> WHAT TO DO:
Please print the full listing exactly.

:: SUPPLIED ENTRIES ::

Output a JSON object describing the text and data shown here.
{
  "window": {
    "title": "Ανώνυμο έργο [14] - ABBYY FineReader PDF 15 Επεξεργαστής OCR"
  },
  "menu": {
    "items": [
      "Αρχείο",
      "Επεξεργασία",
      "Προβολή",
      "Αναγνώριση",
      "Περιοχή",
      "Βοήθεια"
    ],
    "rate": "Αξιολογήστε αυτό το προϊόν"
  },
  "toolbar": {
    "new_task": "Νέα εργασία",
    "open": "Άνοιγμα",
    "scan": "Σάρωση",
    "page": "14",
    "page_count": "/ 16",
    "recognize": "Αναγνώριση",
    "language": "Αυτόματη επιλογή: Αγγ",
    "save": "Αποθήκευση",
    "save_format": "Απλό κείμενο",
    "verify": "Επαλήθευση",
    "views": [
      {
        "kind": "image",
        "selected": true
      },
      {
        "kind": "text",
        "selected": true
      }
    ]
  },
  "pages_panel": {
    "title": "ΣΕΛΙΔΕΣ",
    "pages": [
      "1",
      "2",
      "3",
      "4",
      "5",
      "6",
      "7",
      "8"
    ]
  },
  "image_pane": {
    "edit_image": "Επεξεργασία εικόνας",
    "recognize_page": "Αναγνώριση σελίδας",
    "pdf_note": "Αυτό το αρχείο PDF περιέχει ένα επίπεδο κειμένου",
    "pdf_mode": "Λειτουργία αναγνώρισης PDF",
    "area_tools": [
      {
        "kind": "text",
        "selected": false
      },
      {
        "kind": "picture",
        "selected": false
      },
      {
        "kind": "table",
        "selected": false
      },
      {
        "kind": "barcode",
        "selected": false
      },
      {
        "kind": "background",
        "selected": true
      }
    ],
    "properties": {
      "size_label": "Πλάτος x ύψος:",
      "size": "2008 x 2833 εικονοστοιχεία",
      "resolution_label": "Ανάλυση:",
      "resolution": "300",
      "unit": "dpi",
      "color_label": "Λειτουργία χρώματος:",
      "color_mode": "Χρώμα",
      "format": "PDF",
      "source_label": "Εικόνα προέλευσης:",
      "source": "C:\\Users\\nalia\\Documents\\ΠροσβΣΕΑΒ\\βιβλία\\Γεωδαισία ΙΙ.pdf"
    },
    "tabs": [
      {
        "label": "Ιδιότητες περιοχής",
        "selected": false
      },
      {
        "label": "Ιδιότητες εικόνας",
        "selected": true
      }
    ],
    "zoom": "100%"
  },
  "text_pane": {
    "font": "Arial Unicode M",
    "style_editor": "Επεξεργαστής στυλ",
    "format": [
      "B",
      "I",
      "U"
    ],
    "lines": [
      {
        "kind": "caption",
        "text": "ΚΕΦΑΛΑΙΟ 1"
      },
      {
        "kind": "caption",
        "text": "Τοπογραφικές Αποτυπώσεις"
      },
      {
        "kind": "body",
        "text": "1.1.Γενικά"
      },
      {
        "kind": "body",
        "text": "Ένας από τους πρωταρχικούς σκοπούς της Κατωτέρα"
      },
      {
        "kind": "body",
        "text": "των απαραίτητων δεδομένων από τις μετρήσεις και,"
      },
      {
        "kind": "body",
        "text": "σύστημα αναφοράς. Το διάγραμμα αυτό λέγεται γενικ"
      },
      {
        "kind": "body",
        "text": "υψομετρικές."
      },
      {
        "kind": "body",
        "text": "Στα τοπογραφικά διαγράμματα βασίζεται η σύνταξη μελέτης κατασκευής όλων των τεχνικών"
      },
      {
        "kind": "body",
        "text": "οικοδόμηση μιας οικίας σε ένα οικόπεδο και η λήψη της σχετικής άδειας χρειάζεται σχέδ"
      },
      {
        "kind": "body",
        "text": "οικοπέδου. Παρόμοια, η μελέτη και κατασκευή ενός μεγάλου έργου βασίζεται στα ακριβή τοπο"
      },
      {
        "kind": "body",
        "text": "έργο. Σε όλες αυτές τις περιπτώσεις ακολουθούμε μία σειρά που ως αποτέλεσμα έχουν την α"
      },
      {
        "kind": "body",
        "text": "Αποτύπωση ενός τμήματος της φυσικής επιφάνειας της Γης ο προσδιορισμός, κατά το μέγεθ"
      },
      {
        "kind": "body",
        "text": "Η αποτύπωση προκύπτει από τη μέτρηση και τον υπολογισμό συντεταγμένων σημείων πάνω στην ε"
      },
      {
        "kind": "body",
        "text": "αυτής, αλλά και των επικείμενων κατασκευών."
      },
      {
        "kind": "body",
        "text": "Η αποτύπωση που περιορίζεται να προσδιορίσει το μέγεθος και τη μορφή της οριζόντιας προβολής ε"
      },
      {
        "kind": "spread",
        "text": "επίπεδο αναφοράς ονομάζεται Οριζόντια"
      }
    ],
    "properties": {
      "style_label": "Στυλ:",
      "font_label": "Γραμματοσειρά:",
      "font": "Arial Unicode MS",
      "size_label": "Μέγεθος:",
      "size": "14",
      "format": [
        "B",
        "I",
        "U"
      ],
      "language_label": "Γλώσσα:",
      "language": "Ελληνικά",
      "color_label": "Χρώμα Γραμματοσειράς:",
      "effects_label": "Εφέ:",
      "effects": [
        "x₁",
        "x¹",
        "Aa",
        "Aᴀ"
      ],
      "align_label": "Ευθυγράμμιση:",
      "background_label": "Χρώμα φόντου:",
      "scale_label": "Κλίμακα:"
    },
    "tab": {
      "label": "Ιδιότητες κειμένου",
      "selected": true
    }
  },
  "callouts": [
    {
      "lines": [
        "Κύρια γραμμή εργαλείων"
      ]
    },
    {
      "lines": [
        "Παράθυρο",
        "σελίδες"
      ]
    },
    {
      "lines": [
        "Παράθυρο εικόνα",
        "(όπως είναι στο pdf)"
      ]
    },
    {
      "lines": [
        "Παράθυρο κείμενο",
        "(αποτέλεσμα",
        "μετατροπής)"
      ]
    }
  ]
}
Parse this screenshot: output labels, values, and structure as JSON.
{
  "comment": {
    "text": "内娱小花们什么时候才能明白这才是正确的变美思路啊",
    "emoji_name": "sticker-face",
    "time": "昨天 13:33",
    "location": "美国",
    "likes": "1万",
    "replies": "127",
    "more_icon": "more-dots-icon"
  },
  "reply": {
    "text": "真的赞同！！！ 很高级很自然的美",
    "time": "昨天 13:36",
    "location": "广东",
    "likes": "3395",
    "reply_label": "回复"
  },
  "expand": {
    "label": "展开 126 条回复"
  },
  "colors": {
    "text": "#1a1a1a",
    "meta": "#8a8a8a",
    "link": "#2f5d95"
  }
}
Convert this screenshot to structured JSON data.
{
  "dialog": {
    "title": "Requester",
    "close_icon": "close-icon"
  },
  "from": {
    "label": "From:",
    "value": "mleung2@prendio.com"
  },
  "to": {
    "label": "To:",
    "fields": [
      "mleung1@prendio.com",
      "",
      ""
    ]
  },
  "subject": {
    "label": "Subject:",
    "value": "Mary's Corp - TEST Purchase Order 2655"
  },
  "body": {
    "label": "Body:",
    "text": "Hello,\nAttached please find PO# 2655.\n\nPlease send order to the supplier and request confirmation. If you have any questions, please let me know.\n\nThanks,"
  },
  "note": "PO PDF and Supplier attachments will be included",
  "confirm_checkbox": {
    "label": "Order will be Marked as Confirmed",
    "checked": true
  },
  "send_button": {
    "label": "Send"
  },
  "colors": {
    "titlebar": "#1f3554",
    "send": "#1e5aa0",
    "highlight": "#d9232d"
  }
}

:::

> RESULT OF THIS EXERCISE:
Output a JSON object describing the text and data shown here.
{
  "window": {
    "title": "Ανώνυμο έργο [14] - ABBYY FineReader PDF 15 Επεξεργαστής OCR"
  },
  "menu": {
    "items": [
      "Αρχείο",
      "Επεξεργασία",
      "Προβολή",
      "Αναγνώριση",
      "Περιοχή",
      "Βοήθεια"
    ],
    "rate": "Αξιολογήστε αυτό το προϊόν"
  },
  "toolbar": {
    "new_task": "Νέα εργασία",
    "open": "Άνοιγμα",
    "scan": "Σάρωση",
    "page": "14",
    "page_count": "/ 16",
    "recognize": "Αναγνώριση",
    "language": "Αυτόματη επιλογή: Αγγ",
    "save": "Αποθήκευση",
    "save_format": "Απλό κείμενο",
    "verify": "Επαλήθευση",
    "views": [
      {
        "kind": "image",
        "selected": true
      },
      {
        "kind": "text",
        "selected": true
      }
    ]
  },
  "pages_panel": {
    "title": "ΣΕΛΙΔΕΣ",
    "pages": [
      "1",
      "2",
      "3",
      "4",
      "5",
      "6",
      "7",
      "8"
    ]
  },
  "image_pane": {
    "edit_image": "Επεξεργασία εικόνας",
    "recognize_page": "Αναγνώριση σελίδας",
    "pdf_note": "Αυτό το αρχείο PDF περιέχει ένα επίπεδο κειμένου",
    "pdf_mode": "Λειτουργία αναγνώρισης PDF",
    "area_tools": [
      {
        "kind": "text",
        "selected": false
      },
      {
        "kind": "picture",
        "selected": false
      },
      {
        "kind": "table",
        "selected": false
      },
      {
        "kind": "barcode",
        "selected": false
      },
      {
        "kind": "background",
        "selected": true
      }
    ],
    "properties": {
      "size_label": "Πλάτος x ύψος:",
      "size": "2008 x 2833 εικονοστοιχεία",
      "resolution_label": "Ανάλυση:",
      "resolution": "300",
      "unit": "dpi",
      "color_label": "Λειτουργία χρώματος:",
      "color_mode": "Χρώμα",
      "format": "PDF",
      "source_label": "Εικόνα προέλευσης:",
      "source": "C:\\Users\\nalia\\Documents\\ΠροσβΣΕΑΒ\\βιβλία\\Γεωδαισία ΙΙ.pdf"
    },
    "tabs": [
      {
        "label": "Ιδιότητες περιοχής",
        "selected": false
      },
      {
        "label": "Ιδιότητες εικόνας",
        "selected": true
      }
    ],
    "zoom": "100%"
  },
  "text_pane": {
    "font": "Arial Unicode M",
    "style_editor": "Επεξεργαστής στυλ",
    "format": [
      "B",
      "I",
      "U"
    ],
    "lines": [
      {
        "kind": "caption",
        "text": "ΚΕΦΑΛΑΙΟ 1"
      },
      {
        "kind": "caption",
        "text": "Τοπογραφικές Αποτυπώσεις"
      },
      {
        "kind": "body",
        "text": "1.1.Γενικά"
      },
      {
        "kind": "body",
        "text": "Ένας από τους πρωταρχικούς σκοπούς της Κατωτέρα"
      },
      {
        "kind": "body",
        "text": "των απαραίτητων δεδομένων από τις μετρήσεις και,"
      },
      {
        "kind": "body",
        "text": "σύστημα αναφοράς. Το διάγραμμα αυτό λέγεται γενικ"
      },
      {
        "kind": "body",
        "text": "υψομετρικές."
      },
      {
        "kind": "body",
        "text": "Στα τοπογραφικά διαγράμματα βασίζεται η σύνταξη μελέτης κατασκευής όλων των τεχνικών"
      },
      {
        "kind": "body",
        "text": "οικοδόμηση μιας οικίας σε ένα οικόπεδο και η λήψη της σχετικής άδειας χρειάζεται σχέδ"
      },
      {
        "kind": "body",
        "text": "οικοπέδου. Παρόμοια, η μελέτη και κατασκευή ενός μεγάλου έργου βασίζεται στα ακριβή τοπο"
      },
      {
        "kind": "body",
        "text": "έργο. Σε όλες αυτές τις περιπτώσεις ακολουθούμε μία σειρά που ως αποτέλεσμα έχουν την α"
      },
      {
        "kind": "body",
        "text": "Αποτύπωση ενός τμήματος της φυσικής επιφάνειας της Γης ο προσδιορισμός, κατά το μέγεθ"
      },
      {
        "kind": "body",
        "text": "Η αποτύπωση προκύπτει από τη μέτρηση και τον υπολογισμό συντεταγμένων σημείων πάνω στην ε"
      },
      {
        "kind": "body",
        "text": "αυτής, αλλά και των επικείμενων κατασκευών."
      },
      {
        "kind": "body",
        "text": "Η αποτύπωση που περιορίζεται να προσδιορίσει το μέγεθος και τη μορφή της οριζόντιας προβολής ε"
      },
      {
        "kind": "spread",
        "text": "επίπεδο αναφοράς ονομάζεται Οριζόντια"
      }
    ],
    "properties": {
      "style_label": "Στυλ:",
      "font_label": "Γραμματοσειρά:",
      "font": "Arial Unicode MS",
      "size_label": "Μέγεθος:",
      "size": "14",
      "format": [
        "B",
        "I",
        "U"
      ],
      "language_label": "Γλώσσα:",
      "language": "Ελληνικά",
      "color_label": "Χρώμα Γραμματοσειράς:",
      "effects_label": "Εφέ:",
      "effects": [
        "x₁",
        "x¹",
        "Aa",
        "Aᴀ"
      ],
      "align_label": "Ευθυγράμμιση:",
      "background_label": "Χρώμα φόντου:",
      "scale_label": "Κλίμακα:"
    },
    "tab": {
      "label": "Ιδιότητες κειμένου",
      "selected": true
    }
  },
  "callouts": [
    {
      "lines": [
        "Κύρια γραμμή εργαλείων"
      ]
    },
    {
      "lines": [
        "Παράθυρο",
        "σελίδες"
      ]
    },
    {
      "lines": [
        "Παράθυρο εικόνα",
        "(όπως είναι στο pdf)"
      ]
    },
    {
      "lines": [
        "Παράθυρο κείμενο",
        "(αποτέλεσμα",
        "μετατροπής)"
      ]
    }
  ]
}
Parse this screenshot: output labels, values, and structure as JSON.
{
  "comment": {
    "text": "内娱小花们什么时候才能明白这才是正确的变美思路啊",
    "emoji_name": "sticker-face",
    "time": "昨天 13:33",
    "location": "美国",
    "likes": "1万",
    "replies": "127",
    "more_icon": "more-dots-icon"
  },
  "reply": {
    "text": "真的赞同！！！ 很高级很自然的美",
    "time": "昨天 13:36",
    "location": "广东",
    "likes": "3395",
    "reply_label": "回复"
  },
  "expand": {
    "label": "展开 126 条回复"
  },
  "colors": {
    "text": "#1a1a1a",
    "meta": "#8a8a8a",
    "link": "#2f5d95"
  }
}
Convert this screenshot to structured JSON data.
{
  "dialog": {
    "title": "Requester",
    "close_icon": "close-icon"
  },
  "from": {
    "label": "From:",
    "value": "mleung2@prendio.com"
  },
  "to": {
    "label": "To:",
    "fields": [
      "mleung1@prendio.com",
      "",
      ""
    ]
  },
  "subject": {
    "label": "Subject:",
    "value": "Mary's Corp - TEST Purchase Order 2655"
  },
  "body": {
    "label": "Body:",
    "text": "Hello,\nAttached please find PO# 2655.\n\nPlease send order to the supplier and request confirmation. If you have any questions, please let me know.\n\nThanks,"
  },
  "note": "PO PDF and Supplier attachments will be included",
  "confirm_checkbox": {
    "label": "Order will be Marked as Confirmed",
    "checked": true
  },
  "send_button": {
    "label": "Send"
  },
  "colors": {
    "titlebar": "#1f3554",
    "send": "#1e5aa0",
    "highlight": "#d9232d"
  }
}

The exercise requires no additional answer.